-- CHALLENGE --
Skip the pictures and repeat each line of the data exactly.

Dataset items
BEGIN

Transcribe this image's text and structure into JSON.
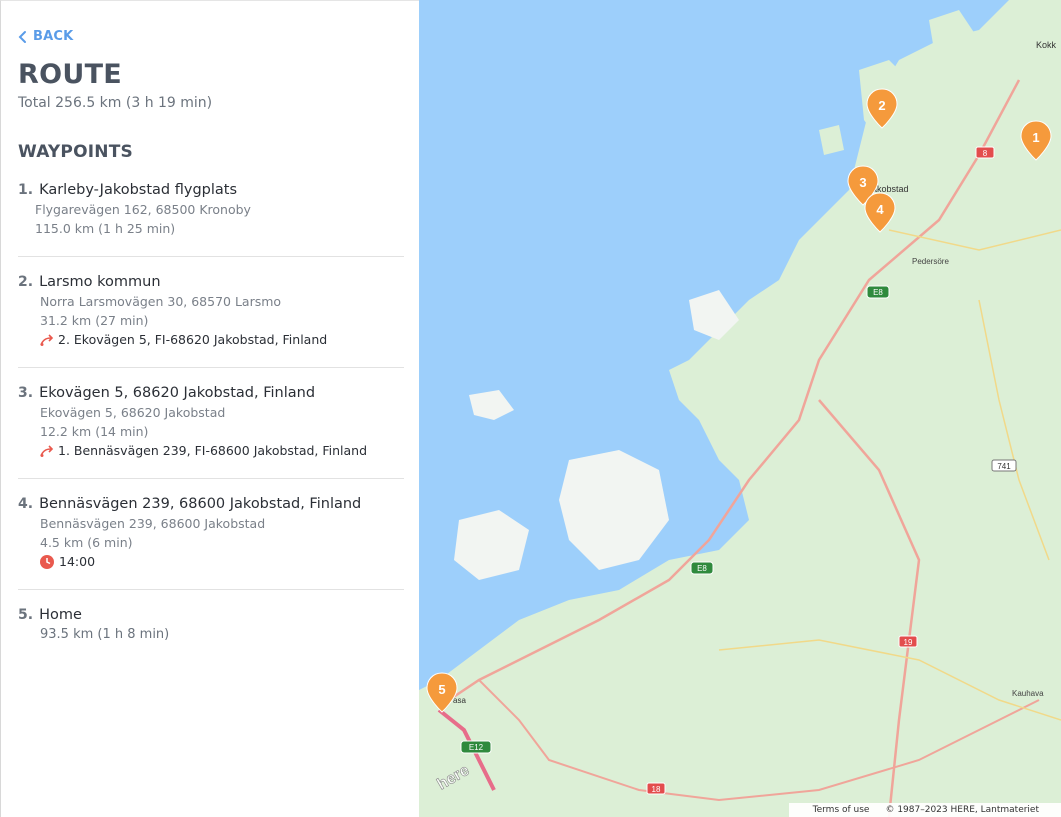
{
  "back_label": "BACK",
  "title": "ROUTE",
  "total": "Total 256.5 km (3 h 19 min)",
  "waypoints_heading": "WAYPOINTS",
  "waypoints": [
    {
      "num": "1.",
      "name": "Karleby-Jakobstad flygplats",
      "address": "Flygarevägen 162, 68500 Kronoby",
      "distance": "115.0 km (1 h 25 min)"
    },
    {
      "num": "2.",
      "name": "Larsmo kommun",
      "address": "Norra Larsmovägen 30, 68570 Larsmo",
      "distance": "31.2 km (27 min)",
      "link": "2. Ekovägen 5, FI-68620 Jakobstad, Finland"
    },
    {
      "num": "3.",
      "name": "Ekovägen 5, 68620 Jakobstad, Finland",
      "address": "Ekovägen 5, 68620 Jakobstad",
      "distance": "12.2 km (14 min)",
      "link": "1. Bennäsvägen 239, FI-68600 Jakobstad, Finland"
    },
    {
      "num": "4.",
      "name": "Bennäsvägen 239, 68600 Jakobstad, Finland",
      "address": "Bennäsvägen 239, 68600 Jakobstad",
      "distance": "4.5 km (6 min)",
      "time": "14:00"
    },
    {
      "num": "5.",
      "name": "Home",
      "distance": "93.5 km (1 h 8 min)"
    }
  ],
  "map": {
    "markers": [
      "1",
      "2",
      "3",
      "4",
      "5"
    ],
    "places": [
      "Kokk",
      "akobstad",
      "Pedersöre",
      "Kauhava",
      "asa"
    ],
    "road_shields": [
      "8",
      "E8",
      "E8",
      "741",
      "19",
      "E12",
      "18"
    ],
    "watermark": "here",
    "terms": "Terms of use",
    "copyright": "© 1987–2023 HERE, Lantmateriet"
  },
  "colors": {
    "accent": "#5a9ce8",
    "marker": "#f59a3c",
    "water": "#9dcffb",
    "land": "#dcefd6",
    "route_icon": "#e9594e"
  }
}
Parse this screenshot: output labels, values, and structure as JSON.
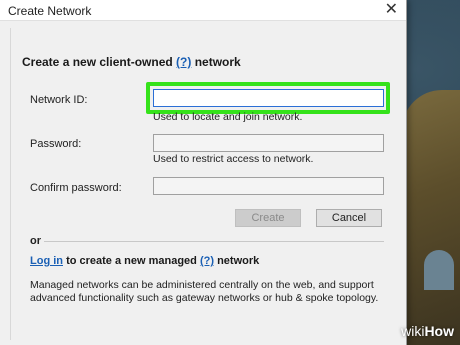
{
  "window": {
    "title": "Create Network",
    "close_glyph": "✕"
  },
  "heading": {
    "prefix": "Create a new client-owned",
    "help": "(?)",
    "suffix": "network"
  },
  "fields": {
    "network_id": {
      "label": "Network ID:",
      "value": "",
      "hint": "Used to locate and join network."
    },
    "password": {
      "label": "Password:",
      "value": "",
      "hint": "Used to restrict access to network."
    },
    "confirm": {
      "label": "Confirm password:",
      "value": ""
    }
  },
  "buttons": {
    "create": "Create",
    "cancel": "Cancel"
  },
  "or_text": "or",
  "managed": {
    "login": "Log in",
    "middle": "to create a new managed",
    "help": "(?)",
    "suffix": "network"
  },
  "description": "Managed networks can be administered centrally on the web, and support advanced functionality such as gateway networks or hub & spoke topology.",
  "watermark": {
    "wiki": "wiki",
    "how": "How"
  },
  "colors": {
    "highlight": "#35e21a",
    "link": "#1a5fb4"
  }
}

END

-- OUTPUT OF THE TASK --
Transcribe this image's text and structure into JSON.
{
  "back_label": "BACK",
  "title": "ROUTE",
  "total": "Total 256.5 km (3 h 19 min)",
  "waypoints_heading": "WAYPOINTS",
  "waypoints": [
    {
      "num": "1.",
      "name": "Karleby-Jakobstad flygplats",
      "address": "Flygarevägen 162, 68500 Kronoby",
      "distance": "115.0 km (1 h 25 min)"
    },
    {
      "num": "2.",
      "name": "Larsmo kommun",
      "address": "Norra Larsmovägen 30, 68570 Larsmo",
      "distance": "31.2 km (27 min)",
      "link": "2. Ekovägen 5, FI-68620 Jakobstad, Finland"
    },
    {
      "num": "3.",
      "name": "Ekovägen 5, 68620 Jakobstad, Finland",
      "address": "Ekovägen 5, 68620 Jakobstad",
      "distance": "12.2 km (14 min)",
      "link": "1. Bennäsvägen 239, FI-68600 Jakobstad, Finland"
    },
    {
      "num": "4.",
      "name": "Bennäsvägen 239, 68600 Jakobstad, Finland",
      "address": "Bennäsvägen 239, 68600 Jakobstad",
      "distance": "4.5 km (6 min)",
      "time": "14:00"
    },
    {
      "num": "5.",
      "name": "Home",
      "distance": "93.5 km (1 h 8 min)"
    }
  ],
  "map": {
    "markers": [
      "1",
      "2",
      "3",
      "4",
      "5"
    ],
    "places": [
      "Kokk",
      "akobstad",
      "Pedersöre",
      "Kauhava",
      "asa"
    ],
    "road_shields": [
      "8",
      "E8",
      "E8",
      "741",
      "19",
      "E12",
      "18"
    ],
    "watermark": "here",
    "terms": "Terms of use",
    "copyright": "© 1987–2023 HERE, Lantmateriet"
  },
  "colors": {
    "accent": "#5a9ce8",
    "marker": "#f59a3c",
    "water": "#9dcffb",
    "land": "#dcefd6",
    "route_icon": "#e9594e"
  }
}
Parse this screenshot: output labels, values, and structure as JSON.
{
  "window": {
    "title": "Create Network",
    "close_glyph": "✕"
  },
  "heading": {
    "prefix": "Create a new client-owned",
    "help": "(?)",
    "suffix": "network"
  },
  "fields": {
    "network_id": {
      "label": "Network ID:",
      "value": "",
      "hint": "Used to locate and join network."
    },
    "password": {
      "label": "Password:",
      "value": "",
      "hint": "Used to restrict access to network."
    },
    "confirm": {
      "label": "Confirm password:",
      "value": ""
    }
  },
  "buttons": {
    "create": "Create",
    "cancel": "Cancel"
  },
  "or_text": "or",
  "managed": {
    "login": "Log in",
    "middle": "to create a new managed",
    "help": "(?)",
    "suffix": "network"
  },
  "description": "Managed networks can be administered centrally on the web, and support advanced functionality such as gateway networks or hub & spoke topology.",
  "watermark": {
    "wiki": "wiki",
    "how": "How"
  },
  "colors": {
    "highlight": "#35e21a",
    "link": "#1a5fb4"
  }
}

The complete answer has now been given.